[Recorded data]
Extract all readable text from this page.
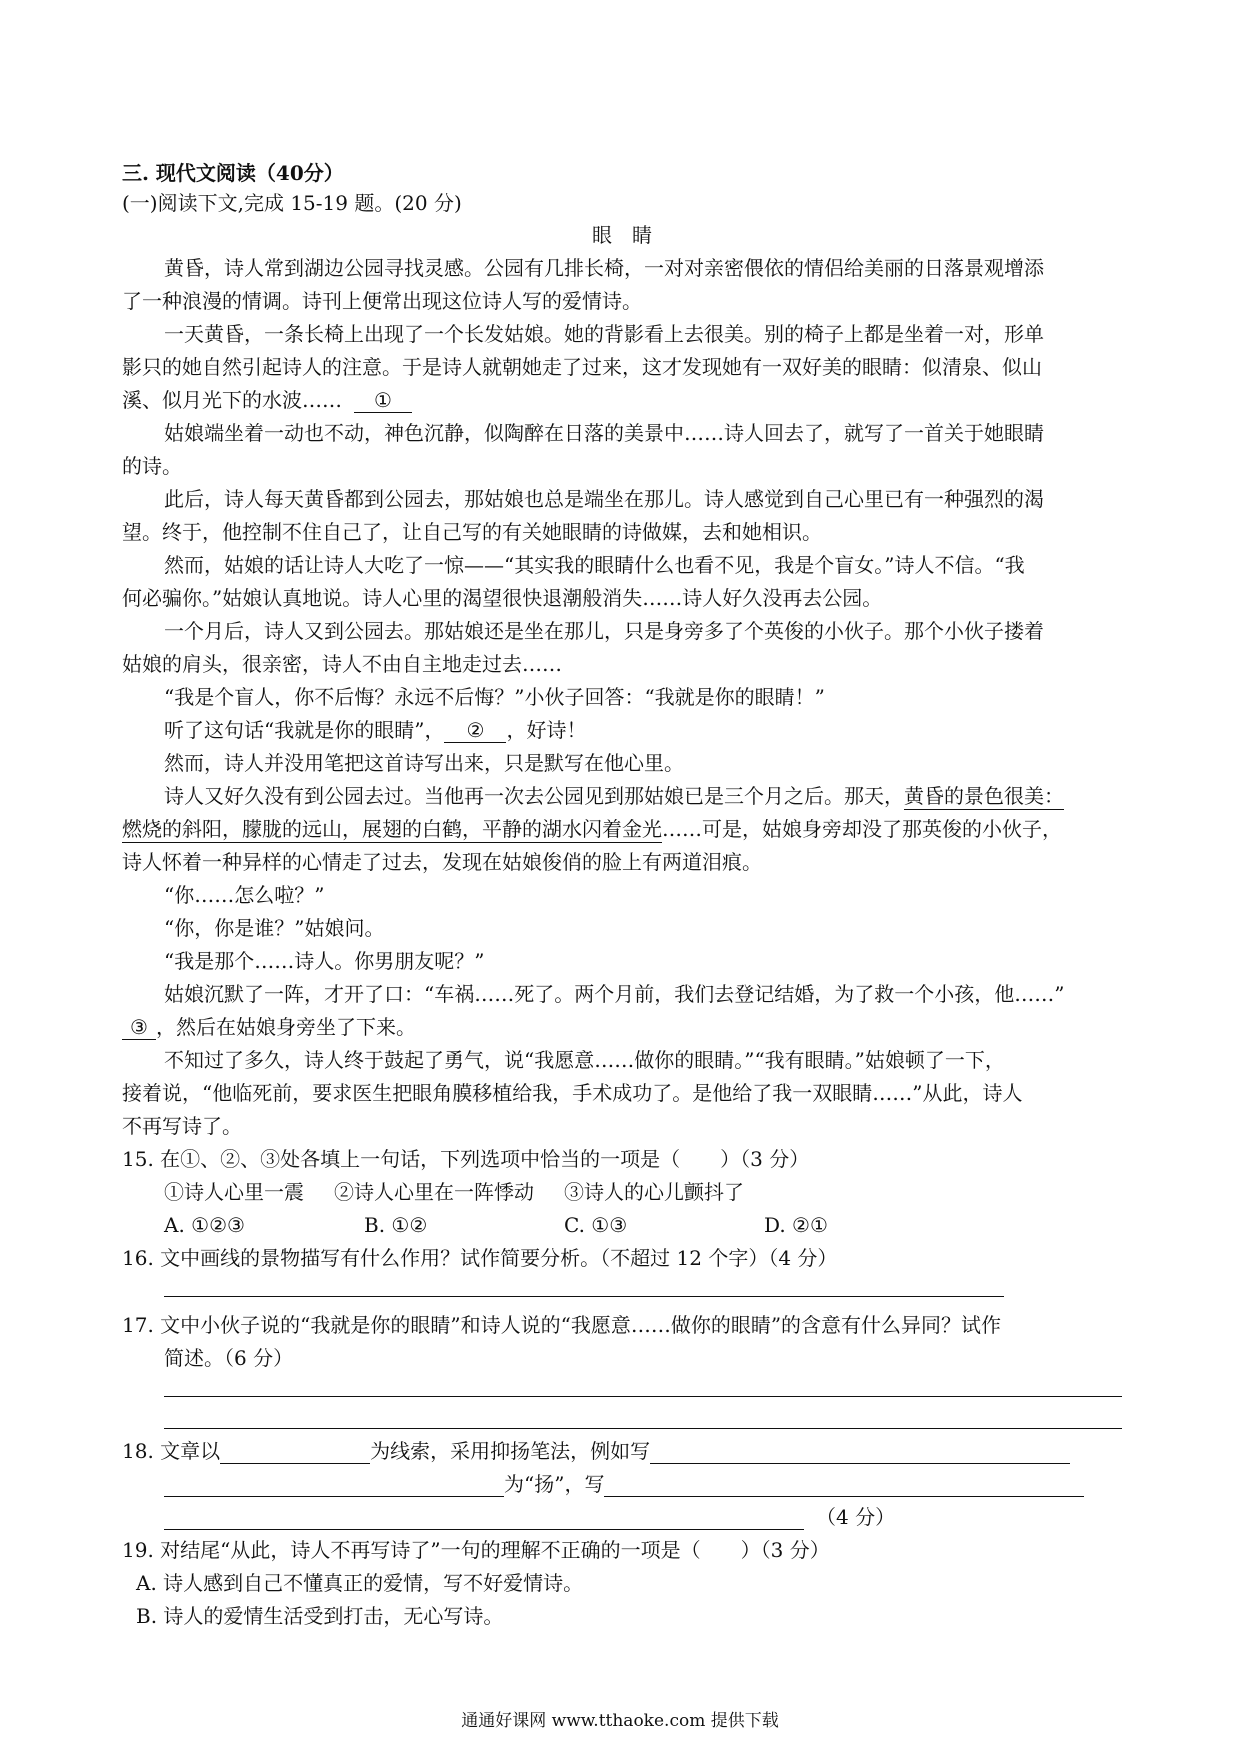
三. 现代文阅读（40分）
(一)阅读下文,完成 15-19 题。(20 分)
眼睛
黄昏，诗人常到湖边公园寻找灵感。公园有几排长椅，一对对亲密偎依的情侣给美丽的日落景观增添
了一种浪漫的情调。诗刊上便常出现这位诗人写的爱情诗。
一天黄昏，一条长椅上出现了一个长发姑娘。她的背影看上去很美。别的椅子上都是坐着一对，形单
影只的她自然引起诗人的注意。于是诗人就朝她走了过来，这才发现她有一双好美的眼睛：似清泉、似山
溪、似月光下的水波…… ①
姑娘端坐着一动也不动，神色沉静，似陶醉在日落的美景中……诗人回去了，就写了一首关于她眼睛
的诗。
此后，诗人每天黄昏都到公园去，那姑娘也总是端坐在那儿。诗人感觉到自己心里已有一种强烈的渴
望。终于，他控制不住自己了，让自己写的有关她眼睛的诗做媒，去和她相识。
然而，姑娘的话让诗人大吃了一惊——“其实我的眼睛什么也看不见，我是个盲女。”诗人不信。“我
何必骗你。”姑娘认真地说。诗人心里的渴望很快退潮般消失……诗人好久没再去公园。
一个月后，诗人又到公园去。那姑娘还是坐在那儿，只是身旁多了个英俊的小伙子。那个小伙子搂着
姑娘的肩头，很亲密，诗人不由自主地走过去……
“我是个盲人，你不后悔？永远不后悔？”小伙子回答：“我就是你的眼睛！”
听了这句话“我就是你的眼睛”， ② ，好诗！
然而，诗人并没用笔把这首诗写出来，只是默写在他心里。
诗人又好久没有到公园去过。当他再一次去公园见到那姑娘已是三个月之后。那天，黄昏的景色很美：
燃烧的斜阳，朦胧的远山，展翅的白鹤，平静的湖水闪着金光……可是，姑娘身旁却没了那英俊的小伙子，
诗人怀着一种异样的心情走了过去，发现在姑娘俊俏的脸上有两道泪痕。
“你……怎么啦？”
“你，你是谁？”姑娘问。
“我是那个……诗人。你男朋友呢？”
姑娘沉默了一阵，才开了口：“车祸……死了。两个月前，我们去登记结婚，为了救一个小孩，他……”
③ ，然后在姑娘身旁坐了下来。
不知过了多久，诗人终于鼓起了勇气，说“我愿意……做你的眼睛。”“我有眼睛。”姑娘顿了一下，
接着说，“他临死前，要求医生把眼角膜移植给我，手术成功了。是他给了我一双眼睛……”从此，诗人
不再写诗了。
15. 在①、②、③处各填上一句话，下列选项中恰当的一项是（　　）（3 分）
①诗人心里一震 ②诗人心里在一阵悸动 ③诗人的心儿颤抖了
A. ①②③	B. ①②	C. ①③	D. ②①
16. 文中画线的景物描写有什么作用？试作简要分析。（不超过 12 个字）（4 分）
17. 文中小伙子说的“我就是你的眼睛”和诗人说的“我愿意……做你的眼睛”的含意有什么异同？试作
简述。（6 分）
18. 文章以	为线索，采用抑扬笔法，例如写
为“扬”，写
（4 分）
19. 对结尾“从此，诗人不再写诗了”一句的理解不正确的一项是（　　）（3 分）
A. 诗人感到自己不懂真正的爱情，写不好爱情诗。
B. 诗人的爱情生活受到打击，无心写诗。
通通好课网 www.tthaoke.com 提供下载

_What you are asked to do:_
Extract each line holding the word "做你的眼睛" from the records.

_Correct output:_
不知过了多久，诗人终于鼓起了勇气，说“我愿意……做你的眼睛。”“我有眼睛。”姑娘顿了一下，
17. 文中小伙子说的“我就是你的眼睛”和诗人说的“我愿意……做你的眼睛”的含意有什么异同？试作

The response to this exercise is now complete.